== Raw records ==
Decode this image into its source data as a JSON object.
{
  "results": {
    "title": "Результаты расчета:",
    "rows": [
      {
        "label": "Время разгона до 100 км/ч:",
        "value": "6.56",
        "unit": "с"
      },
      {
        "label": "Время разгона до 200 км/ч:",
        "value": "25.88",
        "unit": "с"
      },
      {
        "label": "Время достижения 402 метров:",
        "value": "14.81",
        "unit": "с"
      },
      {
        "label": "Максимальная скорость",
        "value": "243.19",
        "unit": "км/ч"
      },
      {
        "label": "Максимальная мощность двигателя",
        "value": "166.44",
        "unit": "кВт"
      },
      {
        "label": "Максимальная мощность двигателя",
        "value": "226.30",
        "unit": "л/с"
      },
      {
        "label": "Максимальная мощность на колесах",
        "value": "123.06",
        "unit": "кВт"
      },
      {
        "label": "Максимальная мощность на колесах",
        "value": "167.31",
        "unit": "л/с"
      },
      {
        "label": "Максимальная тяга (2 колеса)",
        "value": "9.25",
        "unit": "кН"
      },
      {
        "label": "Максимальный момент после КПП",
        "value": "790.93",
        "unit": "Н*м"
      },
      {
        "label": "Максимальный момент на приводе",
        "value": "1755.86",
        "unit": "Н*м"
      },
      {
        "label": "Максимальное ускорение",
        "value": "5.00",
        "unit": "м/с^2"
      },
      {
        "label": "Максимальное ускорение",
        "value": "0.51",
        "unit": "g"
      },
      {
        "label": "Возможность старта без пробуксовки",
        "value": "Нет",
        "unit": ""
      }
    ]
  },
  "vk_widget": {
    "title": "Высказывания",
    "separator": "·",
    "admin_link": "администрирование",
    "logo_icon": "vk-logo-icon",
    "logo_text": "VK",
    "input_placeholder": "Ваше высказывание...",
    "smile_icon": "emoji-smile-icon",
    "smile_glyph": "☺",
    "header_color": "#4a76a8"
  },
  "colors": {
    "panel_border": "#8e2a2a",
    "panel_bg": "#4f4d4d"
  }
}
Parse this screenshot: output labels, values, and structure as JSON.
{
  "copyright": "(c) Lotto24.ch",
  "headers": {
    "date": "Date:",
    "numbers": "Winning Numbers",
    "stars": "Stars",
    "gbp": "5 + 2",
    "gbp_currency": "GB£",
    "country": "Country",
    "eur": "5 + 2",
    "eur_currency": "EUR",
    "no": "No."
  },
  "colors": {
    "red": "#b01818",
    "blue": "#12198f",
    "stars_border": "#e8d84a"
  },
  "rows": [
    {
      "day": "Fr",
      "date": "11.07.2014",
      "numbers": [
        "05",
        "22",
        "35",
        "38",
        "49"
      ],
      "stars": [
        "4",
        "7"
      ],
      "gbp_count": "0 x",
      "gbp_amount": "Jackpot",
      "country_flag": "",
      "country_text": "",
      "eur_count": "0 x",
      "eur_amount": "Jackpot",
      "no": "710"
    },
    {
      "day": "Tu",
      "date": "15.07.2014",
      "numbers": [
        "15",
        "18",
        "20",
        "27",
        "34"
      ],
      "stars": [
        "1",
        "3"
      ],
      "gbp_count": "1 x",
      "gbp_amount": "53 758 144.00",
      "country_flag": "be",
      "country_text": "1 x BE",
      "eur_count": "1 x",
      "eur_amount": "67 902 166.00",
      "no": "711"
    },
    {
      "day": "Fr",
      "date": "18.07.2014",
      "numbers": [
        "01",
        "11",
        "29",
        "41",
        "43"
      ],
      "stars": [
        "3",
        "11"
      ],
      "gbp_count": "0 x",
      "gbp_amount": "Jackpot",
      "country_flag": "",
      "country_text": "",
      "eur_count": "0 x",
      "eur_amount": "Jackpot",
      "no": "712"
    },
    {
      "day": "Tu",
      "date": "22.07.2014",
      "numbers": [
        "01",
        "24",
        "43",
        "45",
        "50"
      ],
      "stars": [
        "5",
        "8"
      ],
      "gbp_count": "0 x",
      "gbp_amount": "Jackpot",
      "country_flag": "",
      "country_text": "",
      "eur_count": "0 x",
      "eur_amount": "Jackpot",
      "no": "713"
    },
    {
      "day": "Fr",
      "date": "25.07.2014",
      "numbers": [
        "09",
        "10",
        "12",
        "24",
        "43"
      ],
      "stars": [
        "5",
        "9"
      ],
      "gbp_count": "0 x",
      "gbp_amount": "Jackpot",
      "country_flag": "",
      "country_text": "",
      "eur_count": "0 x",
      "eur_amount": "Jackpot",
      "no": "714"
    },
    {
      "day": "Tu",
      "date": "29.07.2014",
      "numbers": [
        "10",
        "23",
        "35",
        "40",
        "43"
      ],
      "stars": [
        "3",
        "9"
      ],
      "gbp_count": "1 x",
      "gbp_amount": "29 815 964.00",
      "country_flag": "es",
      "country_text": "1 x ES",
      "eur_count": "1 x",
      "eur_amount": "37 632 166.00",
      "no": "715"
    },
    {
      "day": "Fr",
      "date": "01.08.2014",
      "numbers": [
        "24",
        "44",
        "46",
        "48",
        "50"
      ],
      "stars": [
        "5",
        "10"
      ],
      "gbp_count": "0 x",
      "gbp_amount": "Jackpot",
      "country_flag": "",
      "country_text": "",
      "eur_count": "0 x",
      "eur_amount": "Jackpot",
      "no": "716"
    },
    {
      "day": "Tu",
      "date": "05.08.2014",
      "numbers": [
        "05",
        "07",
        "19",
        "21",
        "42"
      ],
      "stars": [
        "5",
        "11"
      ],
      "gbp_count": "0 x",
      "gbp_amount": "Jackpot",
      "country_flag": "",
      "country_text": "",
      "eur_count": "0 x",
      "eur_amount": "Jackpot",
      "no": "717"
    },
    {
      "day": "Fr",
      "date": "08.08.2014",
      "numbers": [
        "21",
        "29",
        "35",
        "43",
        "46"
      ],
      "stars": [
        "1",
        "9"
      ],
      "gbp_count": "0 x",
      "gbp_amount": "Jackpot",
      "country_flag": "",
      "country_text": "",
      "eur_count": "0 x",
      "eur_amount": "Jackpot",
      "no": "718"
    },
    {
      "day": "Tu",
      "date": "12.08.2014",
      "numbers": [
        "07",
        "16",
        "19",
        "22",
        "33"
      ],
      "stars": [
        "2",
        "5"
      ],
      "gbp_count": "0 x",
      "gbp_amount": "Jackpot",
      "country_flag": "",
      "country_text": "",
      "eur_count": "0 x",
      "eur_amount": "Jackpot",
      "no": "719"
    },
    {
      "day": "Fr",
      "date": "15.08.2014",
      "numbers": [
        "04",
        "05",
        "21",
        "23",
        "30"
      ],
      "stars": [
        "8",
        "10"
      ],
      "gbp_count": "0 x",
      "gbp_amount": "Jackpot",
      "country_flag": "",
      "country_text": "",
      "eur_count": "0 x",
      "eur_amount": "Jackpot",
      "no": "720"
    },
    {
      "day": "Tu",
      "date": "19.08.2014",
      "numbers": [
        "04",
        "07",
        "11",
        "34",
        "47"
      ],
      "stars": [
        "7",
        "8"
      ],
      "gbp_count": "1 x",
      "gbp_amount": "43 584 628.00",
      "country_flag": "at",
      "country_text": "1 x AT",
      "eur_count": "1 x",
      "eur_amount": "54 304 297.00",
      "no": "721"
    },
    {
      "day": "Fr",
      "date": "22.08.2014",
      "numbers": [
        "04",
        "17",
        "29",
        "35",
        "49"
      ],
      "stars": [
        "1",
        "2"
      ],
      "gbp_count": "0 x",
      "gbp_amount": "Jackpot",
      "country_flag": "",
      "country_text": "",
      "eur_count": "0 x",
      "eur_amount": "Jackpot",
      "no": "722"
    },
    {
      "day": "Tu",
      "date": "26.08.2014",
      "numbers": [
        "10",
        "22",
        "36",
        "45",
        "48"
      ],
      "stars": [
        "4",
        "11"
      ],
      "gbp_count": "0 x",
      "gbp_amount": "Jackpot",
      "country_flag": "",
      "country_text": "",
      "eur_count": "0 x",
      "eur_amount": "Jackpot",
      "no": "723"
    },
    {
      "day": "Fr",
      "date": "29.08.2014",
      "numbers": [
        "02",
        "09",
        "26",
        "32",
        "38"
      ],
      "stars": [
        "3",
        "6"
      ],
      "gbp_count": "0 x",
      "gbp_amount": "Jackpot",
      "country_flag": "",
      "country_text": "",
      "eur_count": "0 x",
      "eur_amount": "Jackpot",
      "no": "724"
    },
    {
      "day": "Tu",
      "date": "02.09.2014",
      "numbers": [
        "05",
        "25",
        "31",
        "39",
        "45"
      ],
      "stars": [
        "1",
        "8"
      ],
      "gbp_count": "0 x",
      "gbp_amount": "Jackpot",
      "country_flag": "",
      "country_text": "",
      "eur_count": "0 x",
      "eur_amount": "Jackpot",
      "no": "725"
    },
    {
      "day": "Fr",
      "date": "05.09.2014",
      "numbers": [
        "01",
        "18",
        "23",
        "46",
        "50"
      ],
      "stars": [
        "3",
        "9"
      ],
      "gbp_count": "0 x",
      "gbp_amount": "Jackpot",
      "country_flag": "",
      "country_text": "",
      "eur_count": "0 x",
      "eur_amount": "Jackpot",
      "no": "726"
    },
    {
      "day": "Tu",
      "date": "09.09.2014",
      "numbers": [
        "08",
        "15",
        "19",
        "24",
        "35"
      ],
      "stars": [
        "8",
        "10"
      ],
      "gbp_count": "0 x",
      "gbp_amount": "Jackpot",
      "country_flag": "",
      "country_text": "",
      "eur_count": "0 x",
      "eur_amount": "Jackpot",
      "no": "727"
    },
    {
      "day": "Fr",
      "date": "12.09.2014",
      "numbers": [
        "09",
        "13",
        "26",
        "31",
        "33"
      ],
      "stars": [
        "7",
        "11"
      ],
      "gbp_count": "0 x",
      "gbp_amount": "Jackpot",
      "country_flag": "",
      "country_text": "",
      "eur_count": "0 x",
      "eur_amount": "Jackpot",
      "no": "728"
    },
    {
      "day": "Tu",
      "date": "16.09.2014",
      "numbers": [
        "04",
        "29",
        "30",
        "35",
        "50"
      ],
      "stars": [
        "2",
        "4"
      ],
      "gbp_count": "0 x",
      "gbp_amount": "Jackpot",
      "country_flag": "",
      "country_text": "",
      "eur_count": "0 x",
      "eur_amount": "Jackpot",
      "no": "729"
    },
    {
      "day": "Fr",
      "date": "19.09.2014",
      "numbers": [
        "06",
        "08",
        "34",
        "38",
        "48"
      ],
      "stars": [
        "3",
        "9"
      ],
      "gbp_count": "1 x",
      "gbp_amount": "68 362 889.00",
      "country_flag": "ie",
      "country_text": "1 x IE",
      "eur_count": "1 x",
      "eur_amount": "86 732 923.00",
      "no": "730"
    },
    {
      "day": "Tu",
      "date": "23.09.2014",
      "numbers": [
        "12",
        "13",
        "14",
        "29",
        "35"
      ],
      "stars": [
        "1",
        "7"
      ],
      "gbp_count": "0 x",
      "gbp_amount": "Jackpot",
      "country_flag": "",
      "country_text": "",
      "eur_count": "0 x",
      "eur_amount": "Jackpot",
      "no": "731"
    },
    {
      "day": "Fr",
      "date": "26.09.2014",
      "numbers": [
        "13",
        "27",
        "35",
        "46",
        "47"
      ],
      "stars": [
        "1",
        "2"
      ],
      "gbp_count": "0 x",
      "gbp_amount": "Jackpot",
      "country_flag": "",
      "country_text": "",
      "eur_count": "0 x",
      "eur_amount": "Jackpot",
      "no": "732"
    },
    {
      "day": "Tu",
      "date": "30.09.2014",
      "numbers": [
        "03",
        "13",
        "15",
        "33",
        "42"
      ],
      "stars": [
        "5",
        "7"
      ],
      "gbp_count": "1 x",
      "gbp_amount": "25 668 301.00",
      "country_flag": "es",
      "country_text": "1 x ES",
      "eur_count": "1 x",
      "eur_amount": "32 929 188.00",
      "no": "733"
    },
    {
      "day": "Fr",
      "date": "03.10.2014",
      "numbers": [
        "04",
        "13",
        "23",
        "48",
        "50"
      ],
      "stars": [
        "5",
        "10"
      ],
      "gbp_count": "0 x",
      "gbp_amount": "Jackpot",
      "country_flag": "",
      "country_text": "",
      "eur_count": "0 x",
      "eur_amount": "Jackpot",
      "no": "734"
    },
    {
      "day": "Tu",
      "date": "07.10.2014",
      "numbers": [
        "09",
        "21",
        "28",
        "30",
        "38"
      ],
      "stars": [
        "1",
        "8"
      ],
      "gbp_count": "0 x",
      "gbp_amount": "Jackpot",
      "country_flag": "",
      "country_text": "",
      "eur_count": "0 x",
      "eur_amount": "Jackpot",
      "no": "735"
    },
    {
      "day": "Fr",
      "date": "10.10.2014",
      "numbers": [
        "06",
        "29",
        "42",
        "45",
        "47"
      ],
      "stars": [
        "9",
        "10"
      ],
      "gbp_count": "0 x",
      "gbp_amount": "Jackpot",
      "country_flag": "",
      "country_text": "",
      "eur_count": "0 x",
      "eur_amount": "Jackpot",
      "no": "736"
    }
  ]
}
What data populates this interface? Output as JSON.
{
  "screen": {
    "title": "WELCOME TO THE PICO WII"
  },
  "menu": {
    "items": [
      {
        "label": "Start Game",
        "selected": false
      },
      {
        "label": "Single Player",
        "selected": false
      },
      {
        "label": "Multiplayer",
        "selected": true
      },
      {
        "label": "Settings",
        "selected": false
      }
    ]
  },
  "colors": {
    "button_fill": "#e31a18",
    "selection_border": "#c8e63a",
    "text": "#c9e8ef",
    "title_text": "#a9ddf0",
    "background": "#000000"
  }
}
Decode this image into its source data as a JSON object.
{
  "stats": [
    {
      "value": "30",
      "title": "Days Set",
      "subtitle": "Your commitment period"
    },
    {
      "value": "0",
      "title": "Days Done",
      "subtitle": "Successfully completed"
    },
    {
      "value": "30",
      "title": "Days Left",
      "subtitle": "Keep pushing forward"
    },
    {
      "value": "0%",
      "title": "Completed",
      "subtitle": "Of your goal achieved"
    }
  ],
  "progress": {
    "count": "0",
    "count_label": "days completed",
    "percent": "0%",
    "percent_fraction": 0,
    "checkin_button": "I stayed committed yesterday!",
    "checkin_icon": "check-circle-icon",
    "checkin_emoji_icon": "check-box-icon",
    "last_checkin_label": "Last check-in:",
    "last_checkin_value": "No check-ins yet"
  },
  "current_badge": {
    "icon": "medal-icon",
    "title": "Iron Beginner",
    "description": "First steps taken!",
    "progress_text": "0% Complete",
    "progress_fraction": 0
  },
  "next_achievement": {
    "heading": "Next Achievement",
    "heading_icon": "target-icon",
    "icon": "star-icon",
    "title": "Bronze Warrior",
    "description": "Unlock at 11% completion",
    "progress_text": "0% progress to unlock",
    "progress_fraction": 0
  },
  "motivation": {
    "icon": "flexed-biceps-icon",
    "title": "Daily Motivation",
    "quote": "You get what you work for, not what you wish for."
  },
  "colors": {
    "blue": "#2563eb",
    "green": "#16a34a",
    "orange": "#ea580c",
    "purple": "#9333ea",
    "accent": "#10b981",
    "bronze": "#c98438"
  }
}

== Description of the task ==
Lines of the material that contain the word "subtitle" are to be gathered.

== Task result ==
      "subtitle": "Your commitment period"
      "subtitle": "Successfully completed"
      "subtitle": "Keep pushing forward"
      "subtitle": "Of your goal achieved"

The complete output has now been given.